::: Data lines :::

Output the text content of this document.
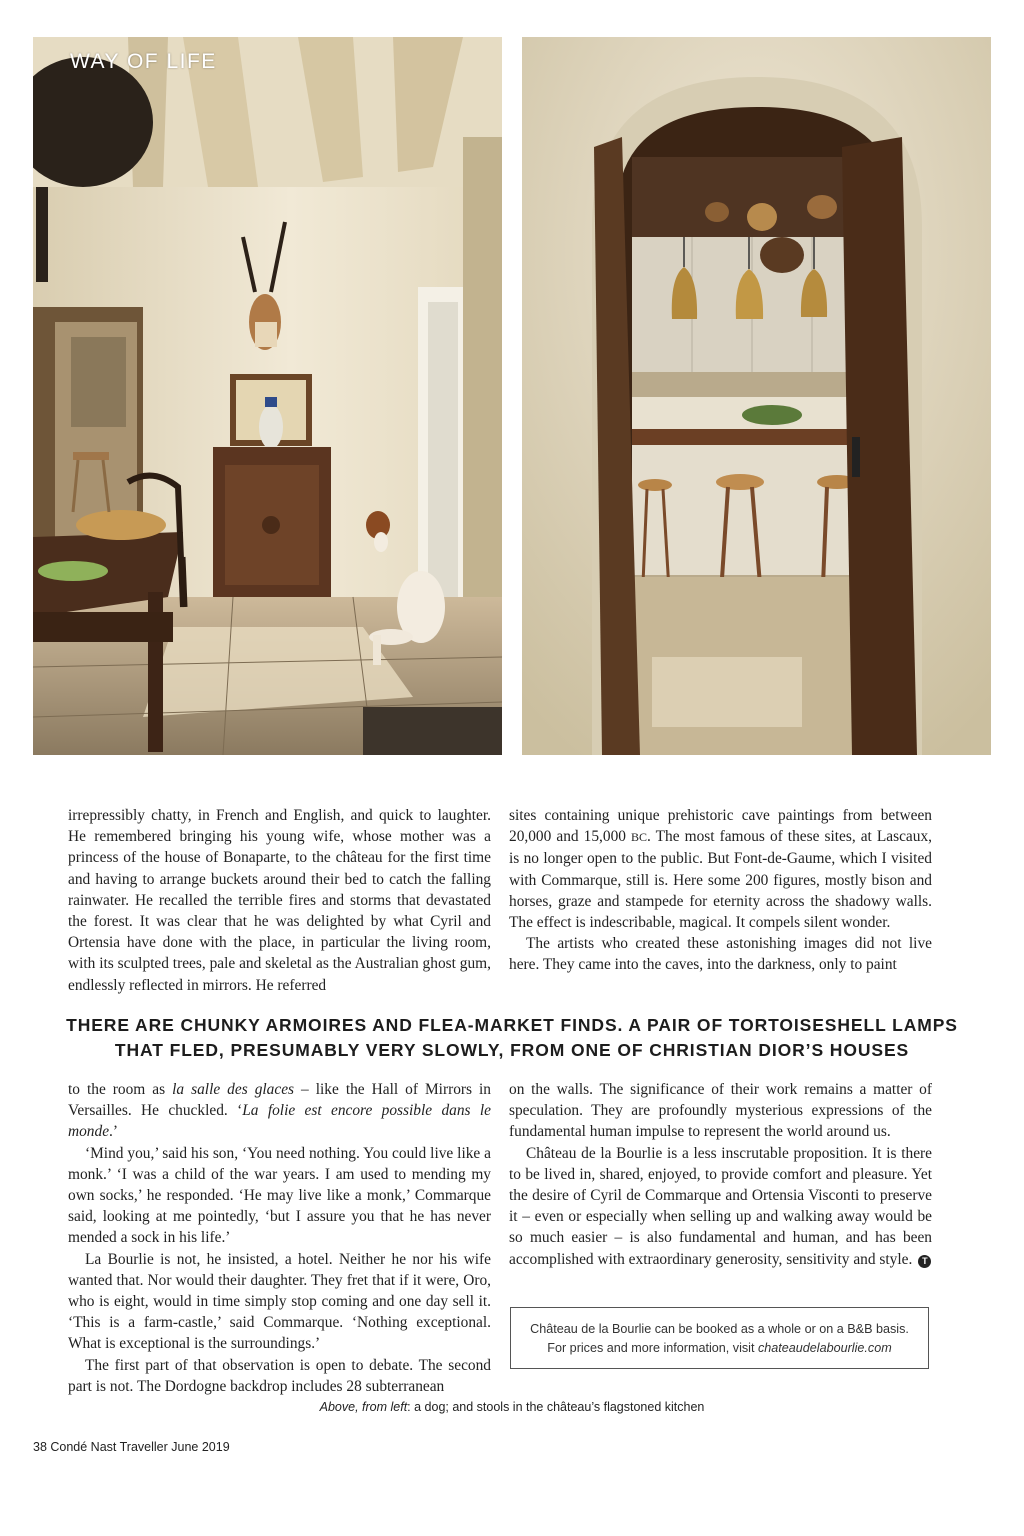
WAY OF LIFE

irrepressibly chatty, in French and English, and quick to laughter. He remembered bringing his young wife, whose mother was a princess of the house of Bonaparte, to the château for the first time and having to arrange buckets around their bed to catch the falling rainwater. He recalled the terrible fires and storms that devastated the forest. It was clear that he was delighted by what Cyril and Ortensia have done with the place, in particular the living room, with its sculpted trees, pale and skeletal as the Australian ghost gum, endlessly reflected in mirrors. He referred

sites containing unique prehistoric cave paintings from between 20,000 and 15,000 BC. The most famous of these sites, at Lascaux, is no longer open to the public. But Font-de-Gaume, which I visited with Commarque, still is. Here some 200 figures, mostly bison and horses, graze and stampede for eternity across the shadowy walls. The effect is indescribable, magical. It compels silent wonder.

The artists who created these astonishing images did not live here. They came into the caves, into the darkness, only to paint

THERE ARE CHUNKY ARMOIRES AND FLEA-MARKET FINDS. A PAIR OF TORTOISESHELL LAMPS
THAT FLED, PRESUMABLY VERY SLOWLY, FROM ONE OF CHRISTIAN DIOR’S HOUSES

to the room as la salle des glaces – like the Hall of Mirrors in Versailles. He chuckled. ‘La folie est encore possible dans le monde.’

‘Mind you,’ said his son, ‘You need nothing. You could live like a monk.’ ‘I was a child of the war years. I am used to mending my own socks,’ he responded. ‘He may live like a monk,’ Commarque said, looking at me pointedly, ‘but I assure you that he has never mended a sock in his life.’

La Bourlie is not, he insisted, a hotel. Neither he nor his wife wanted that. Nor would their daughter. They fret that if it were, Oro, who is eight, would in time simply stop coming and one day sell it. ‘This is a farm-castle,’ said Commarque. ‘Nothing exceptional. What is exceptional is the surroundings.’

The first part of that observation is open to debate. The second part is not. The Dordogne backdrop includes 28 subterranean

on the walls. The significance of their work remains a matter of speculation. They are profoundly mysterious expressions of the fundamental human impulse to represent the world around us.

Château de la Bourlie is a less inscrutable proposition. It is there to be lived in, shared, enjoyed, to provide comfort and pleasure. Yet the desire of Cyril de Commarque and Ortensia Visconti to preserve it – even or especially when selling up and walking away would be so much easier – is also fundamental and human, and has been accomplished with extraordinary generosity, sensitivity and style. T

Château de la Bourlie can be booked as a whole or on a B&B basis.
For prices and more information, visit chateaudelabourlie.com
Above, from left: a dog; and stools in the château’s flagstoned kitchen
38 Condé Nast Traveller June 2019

:::

◆ Problem to solve ◆
Copy every record character for character. Skip the pictures.

◆ Reply ◆
Output the text content of this document.
WAY OF LIFE

irrepressibly chatty, in French and English, and quick to laughter. He remembered bringing his young wife, whose mother was a princess of the house of Bonaparte, to the château for the first time and having to arrange buckets around their bed to catch the falling rainwater. He recalled the terrible fires and storms that devastated the forest. It was clear that he was delighted by what Cyril and Ortensia have done with the place, in particular the living room, with its sculpted trees, pale and skeletal as the Australian ghost gum, endlessly reflected in mirrors. He referred

sites containing unique prehistoric cave paintings from between 20,000 and 15,000 BC. The most famous of these sites, at Lascaux, is no longer open to the public. But Font-de-Gaume, which I visited with Commarque, still is. Here some 200 figures, mostly bison and horses, graze and stampede for eternity across the shadowy walls. The effect is indescribable, magical. It compels silent wonder.

The artists who created these astonishing images did not live here. They came into the caves, into the darkness, only to paint

THERE ARE CHUNKY ARMOIRES AND FLEA-MARKET FINDS. A PAIR OF TORTOISESHELL LAMPS
THAT FLED, PRESUMABLY VERY SLOWLY, FROM ONE OF CHRISTIAN DIOR’S HOUSES

to the room as la salle des glaces – like the Hall of Mirrors in Versailles. He chuckled. ‘La folie est encore possible dans le monde.’

‘Mind you,’ said his son, ‘You need nothing. You could live like a monk.’ ‘I was a child of the war years. I am used to mending my own socks,’ he responded. ‘He may live like a monk,’ Commarque said, looking at me pointedly, ‘but I assure you that he has never mended a sock in his life.’

La Bourlie is not, he insisted, a hotel. Neither he nor his wife wanted that. Nor would their daughter. They fret that if it were, Oro, who is eight, would in time simply stop coming and one day sell it. ‘This is a farm-castle,’ said Commarque. ‘Nothing exceptional. What is exceptional is the surroundings.’

The first part of that observation is open to debate. The second part is not. The Dordogne backdrop includes 28 subterranean

on the walls. The significance of their work remains a matter of speculation. They are profoundly mysterious expressions of the fundamental human impulse to represent the world around us.

Château de la Bourlie is a less inscrutable proposition. It is there to be lived in, shared, enjoyed, to provide comfort and pleasure. Yet the desire of Cyril de Commarque and Ortensia Visconti to preserve it – even or especially when selling up and walking away would be so much easier – is also fundamental and human, and has been accomplished with extraordinary generosity, sensitivity and style. T

Château de la Bourlie can be booked as a whole or on a B&B basis.
For prices and more information, visit chateaudelabourlie.com
Above, from left: a dog; and stools in the château’s flagstoned kitchen
38 Condé Nast Traveller June 2019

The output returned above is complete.